Exercise prompt: Write out the full set of records exactly. Any pictures in them do not belong in the copy.

Exercise input:

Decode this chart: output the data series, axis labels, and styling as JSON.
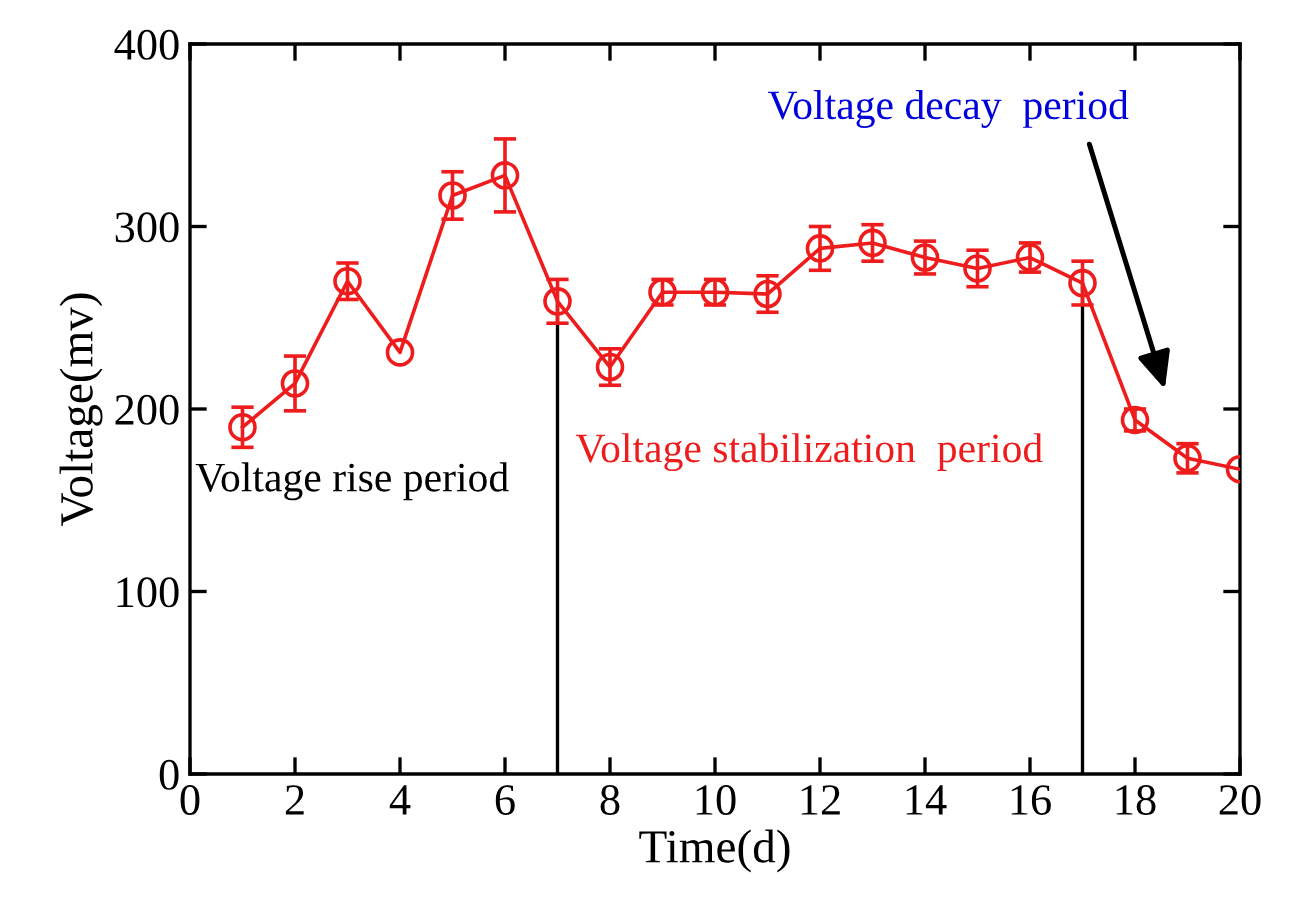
{
  "chart_data": {
    "type": "line",
    "xlabel": "Time(d)",
    "ylabel": "Voltage(mv)",
    "x": [
      1,
      2,
      3,
      4,
      5,
      6,
      7,
      8,
      9,
      10,
      11,
      12,
      13,
      14,
      15,
      16,
      17,
      18,
      19,
      20
    ],
    "series": [
      {
        "color": "#ee1c1c",
        "values": [
          190,
          214,
          270,
          231,
          317,
          328,
          259,
          223,
          264,
          264,
          263,
          288,
          291,
          283,
          277,
          283,
          269,
          194,
          173,
          167
        ],
        "errors": [
          11,
          15,
          10,
          null,
          13,
          20,
          12,
          10,
          7,
          7,
          10,
          12,
          10,
          9,
          10,
          8,
          12,
          6,
          8,
          null
        ]
      }
    ],
    "xlim": [
      0,
      20
    ],
    "ylim": [
      0,
      400
    ],
    "xticks": [
      0,
      2,
      4,
      6,
      8,
      10,
      12,
      14,
      16,
      18,
      20
    ],
    "yticks": [
      0,
      100,
      200,
      300,
      400
    ],
    "marker": "circle",
    "line_style": "solid",
    "grid": false,
    "ref_lines": [
      {
        "axis": "x",
        "value": 7,
        "color": "#000000"
      },
      {
        "axis": "x",
        "value": 17,
        "color": "#000000"
      }
    ],
    "annotations": [
      "Voltage rise period",
      "Voltage stabilization  period",
      "Voltage decay  period"
    ]
  }
}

Solution to the exercise:
Decode this chart: output the data series, axis labels, and styling as JSON.
{
  "chart_data": {
    "type": "line",
    "xlabel": "Time(d)",
    "ylabel": "Voltage(mv)",
    "x": [
      1,
      2,
      3,
      4,
      5,
      6,
      7,
      8,
      9,
      10,
      11,
      12,
      13,
      14,
      15,
      16,
      17,
      18,
      19,
      20
    ],
    "series": [
      {
        "color": "#ee1c1c",
        "values": [
          190,
          214,
          270,
          231,
          317,
          328,
          259,
          223,
          264,
          264,
          263,
          288,
          291,
          283,
          277,
          283,
          269,
          194,
          173,
          167
        ],
        "errors": [
          11,
          15,
          10,
          null,
          13,
          20,
          12,
          10,
          7,
          7,
          10,
          12,
          10,
          9,
          10,
          8,
          12,
          6,
          8,
          null
        ]
      }
    ],
    "xlim": [
      0,
      20
    ],
    "ylim": [
      0,
      400
    ],
    "xticks": [
      0,
      2,
      4,
      6,
      8,
      10,
      12,
      14,
      16,
      18,
      20
    ],
    "yticks": [
      0,
      100,
      200,
      300,
      400
    ],
    "marker": "circle",
    "line_style": "solid",
    "grid": false,
    "ref_lines": [
      {
        "axis": "x",
        "value": 7,
        "color": "#000000"
      },
      {
        "axis": "x",
        "value": 17,
        "color": "#000000"
      }
    ],
    "annotations": [
      "Voltage rise period",
      "Voltage stabilization  period",
      "Voltage decay  period"
    ]
  }
}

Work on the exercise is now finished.